__What the task asks__.
From the entries below, copy every line holding the word "なんでも手に入る今だから".

start Information provided

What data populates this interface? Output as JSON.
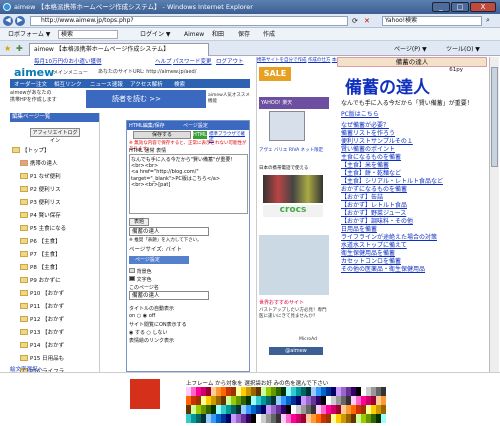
{
  "window": {
    "title": "aimew 【本格派携帯ホームページ作成システム】 - Windows Internet Explorer",
    "minimize": "_",
    "maximize": "□",
    "close": "X"
  },
  "address": {
    "url": "http://www.aimew.jp/tops.php?",
    "search_placeholder": "Yahoo!検索"
  },
  "favorites": {
    "items": [
      "ロボフォーム ▼",
      "検索",
      "ログイン ▼",
      "Aimew",
      "和田",
      "保存",
      "作成"
    ]
  },
  "tab": {
    "label": "aimew 【本格派携帯ホームページ作成システム】",
    "commands": [
      "ページ(P) ▼",
      "ツール(O) ▼"
    ]
  },
  "left": {
    "top_link": "毎月10万円のお小遣い獲得",
    "header_links": [
      "ヘルプ",
      "パスワード変更",
      "ログアウト"
    ],
    "account_label": "あなたのサイトURL: http://aimew.jp/aed/",
    "logo": "aimew",
    "logo_sub": "メインメニュー",
    "nav": [
      "オーダー注文",
      "相互リンク",
      "ニュース速報",
      "アクセス解析",
      "検索"
    ],
    "promo_lines": [
      "aimewがあなたの",
      "携帯HPを作成します"
    ],
    "promo_main": "読者を読む >>",
    "promo_tag": "aimew人気オススメ機能",
    "sidebar_title": "編集ページ一覧",
    "affiliate_button": "アフィリエイトログイン",
    "tree": [
      "【トップ】",
      "携帯の達人",
      "P1 なぜ便利",
      "P2 便利リス",
      "P3 便利リス",
      "P4 賢い保存",
      "P5 主食になる",
      "P6 【主食】",
      "P7 【主食】",
      "P8 【主食】",
      "P9 おかずに",
      "P10 【おかず",
      "P11 【おかず",
      "P12 【おかず",
      "P13 【おかず",
      "P14 【おかず",
      "P15 日用品も",
      "P16 ライフラ"
    ],
    "footer_link": "絵文字選択へ"
  },
  "editor": {
    "tabs": [
      "HTML編集/保存",
      "ページ設定",
      "ページ"
    ],
    "save_button": "保存する",
    "html_toggle": "HTML",
    "preview_btn": "標準ブラウザで確認",
    "warning": "※ 無効な内容で保存すると、正常に表示されない可能性があります。",
    "radio_label": "HTML 通常 表情",
    "content": "なんでも手に入る今だから\"賢い備蓄\"が重要！\n<br><br>\n<a href=\"http://blog.com/\" target=\"_blank\">PC版はこちら</a>\n<br><br>[pat]",
    "title_label": "表題",
    "title_value": "備蓄の達人",
    "note": "※ 推奨「表題」を入力して下さい。",
    "size_label": "ページサイズ: バイト",
    "settings_header": "ページ設定",
    "bg_label": "背景色",
    "text_label": "文字色",
    "page_title_label": "このページ名",
    "page_title_value": "備蓄の達人",
    "auto_title_label": "タイトルの自動表示",
    "on": "on",
    "off": "off",
    "return_label": "サイト閲覧にON表示する",
    "yes": "する",
    "no": "しない",
    "emoji_label": "表情絵のリンク表示"
  },
  "right": {
    "header_links": [
      "携帯サイトを自分で作成",
      "作成の仕方",
      "本格的なサイトを",
      "ショッピングサイト",
      "携帯サイト作るならアイミュー"
    ],
    "sale": "SALE",
    "yahoo": "YAHOO! 楽天",
    "ad1": "アヴェ バリエ RIVA ネット限定",
    "ad2": "日本の携帯電話で使える",
    "crocs": "crocs",
    "ad3": "世界おすすめサイト",
    "ad4": "バストアップしたい方必見！専門医に逢いにきて見ませんか？",
    "ad_footer": "MicroAd",
    "ad_bottom": "@aimew",
    "site_header": "備蓄の達人",
    "site_sub": "61py",
    "site_title": "備蓄の達人",
    "tagline": "なんでも手に入る今だから「賢い備蓄」が重要！",
    "pc_link": "PC版はこちら",
    "menu": [
      "なぜ備蓄が必要？",
      "備蓄リストを作ろう",
      "便利リストサンプルその１",
      "賢い備蓄のポイント",
      "主食になるものを備蓄",
      "【主食】米を備蓄",
      "【主食】餅・乾麺など",
      "【主食】シリアル・レトルト食品など",
      "おかずになるものを備蓄",
      "【おかず】缶詰",
      "【おかず】レトルト食品",
      "【おかず】野菜ジュース",
      "【おかず】調味料・その他",
      "日用品を備蓄",
      "ライフラインが途絶えた場合の対策",
      "水道水ストップに備えて",
      "衛生保健用品を備蓄",
      "カセットコンロを備蓄",
      "その他の医薬品・衛生保健用品"
    ]
  },
  "bottom": {
    "instruction": "上フレーム から対象を 選択袋お好 みの色を選んで下さい",
    "swatch_color": "#d4301a"
  }
}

end Information provided

__Output__.
    "content": "なんでも手に入る今だから\"賢い備蓄\"が重要！\n<br><br>\n<a href=\"http://blog.com/\" target=\"_blank\">PC版はこちら</a>\n<br><br>[pat]",
    "tagline": "なんでも手に入る今だから「賢い備蓄」が重要！",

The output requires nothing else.